Exercise task: Write out the entire listing below exactly, with the pictures left out.

Given information:
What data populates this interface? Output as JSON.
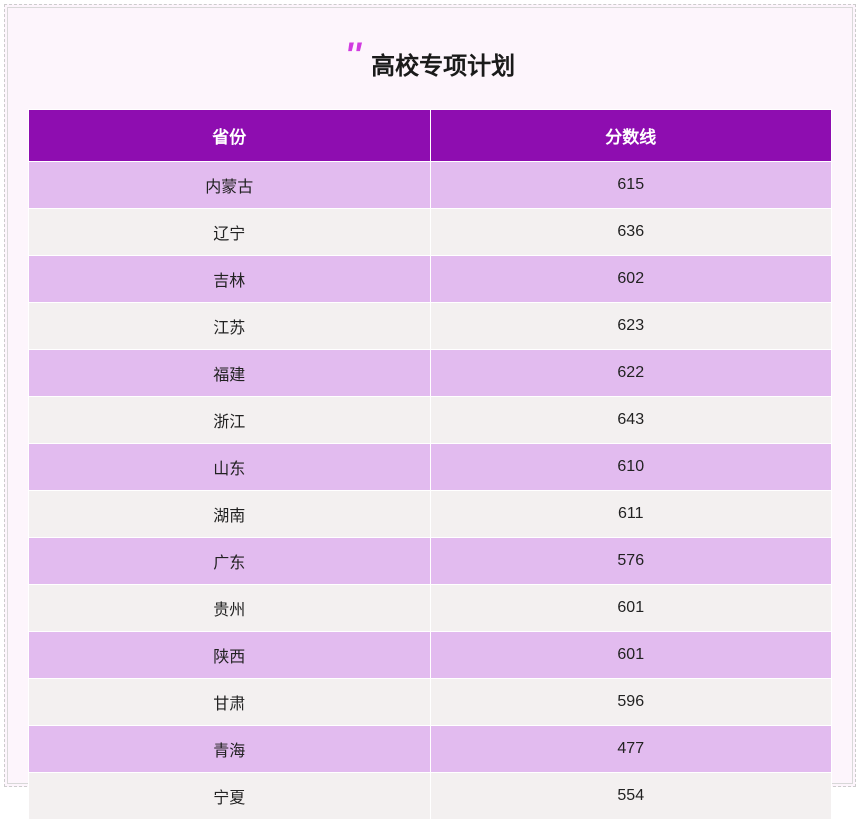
{
  "title": {
    "quote_mark": "''",
    "text": "高校专项计划"
  },
  "table": {
    "headers": {
      "province": "省份",
      "score": "分数线"
    },
    "rows": [
      {
        "province": "内蒙古",
        "score": "615"
      },
      {
        "province": "辽宁",
        "score": "636"
      },
      {
        "province": "吉林",
        "score": "602"
      },
      {
        "province": "江苏",
        "score": "623"
      },
      {
        "province": "福建",
        "score": "622"
      },
      {
        "province": "浙江",
        "score": "643"
      },
      {
        "province": "山东",
        "score": "610"
      },
      {
        "province": "湖南",
        "score": "611"
      },
      {
        "province": "广东",
        "score": "576"
      },
      {
        "province": "贵州",
        "score": "601"
      },
      {
        "province": "陕西",
        "score": "601"
      },
      {
        "province": "甘肃",
        "score": "596"
      },
      {
        "province": "青海",
        "score": "477"
      },
      {
        "province": "宁夏",
        "score": "554"
      }
    ]
  },
  "colors": {
    "header_bg": "#8e0db0",
    "header_text": "#ffffff",
    "row_odd_bg": "#e2bbef",
    "row_even_bg": "#f3f0f0",
    "page_bg": "#fdf5fc",
    "quote_color": "#d13be0",
    "text_color": "#222222",
    "border_color": "#ffffff",
    "frame_border": "#d8d8d8"
  },
  "typography": {
    "title_fontsize": 24,
    "header_fontsize": 17,
    "cell_fontsize": 16
  }
}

Solution for this problem:
What data populates this interface? Output as JSON.
{
  "title": {
    "quote_mark": "''",
    "text": "高校专项计划"
  },
  "table": {
    "headers": {
      "province": "省份",
      "score": "分数线"
    },
    "rows": [
      {
        "province": "内蒙古",
        "score": "615"
      },
      {
        "province": "辽宁",
        "score": "636"
      },
      {
        "province": "吉林",
        "score": "602"
      },
      {
        "province": "江苏",
        "score": "623"
      },
      {
        "province": "福建",
        "score": "622"
      },
      {
        "province": "浙江",
        "score": "643"
      },
      {
        "province": "山东",
        "score": "610"
      },
      {
        "province": "湖南",
        "score": "611"
      },
      {
        "province": "广东",
        "score": "576"
      },
      {
        "province": "贵州",
        "score": "601"
      },
      {
        "province": "陕西",
        "score": "601"
      },
      {
        "province": "甘肃",
        "score": "596"
      },
      {
        "province": "青海",
        "score": "477"
      },
      {
        "province": "宁夏",
        "score": "554"
      }
    ]
  },
  "colors": {
    "header_bg": "#8e0db0",
    "header_text": "#ffffff",
    "row_odd_bg": "#e2bbef",
    "row_even_bg": "#f3f0f0",
    "page_bg": "#fdf5fc",
    "quote_color": "#d13be0",
    "text_color": "#222222",
    "border_color": "#ffffff",
    "frame_border": "#d8d8d8"
  },
  "typography": {
    "title_fontsize": 24,
    "header_fontsize": 17,
    "cell_fontsize": 16
  }
}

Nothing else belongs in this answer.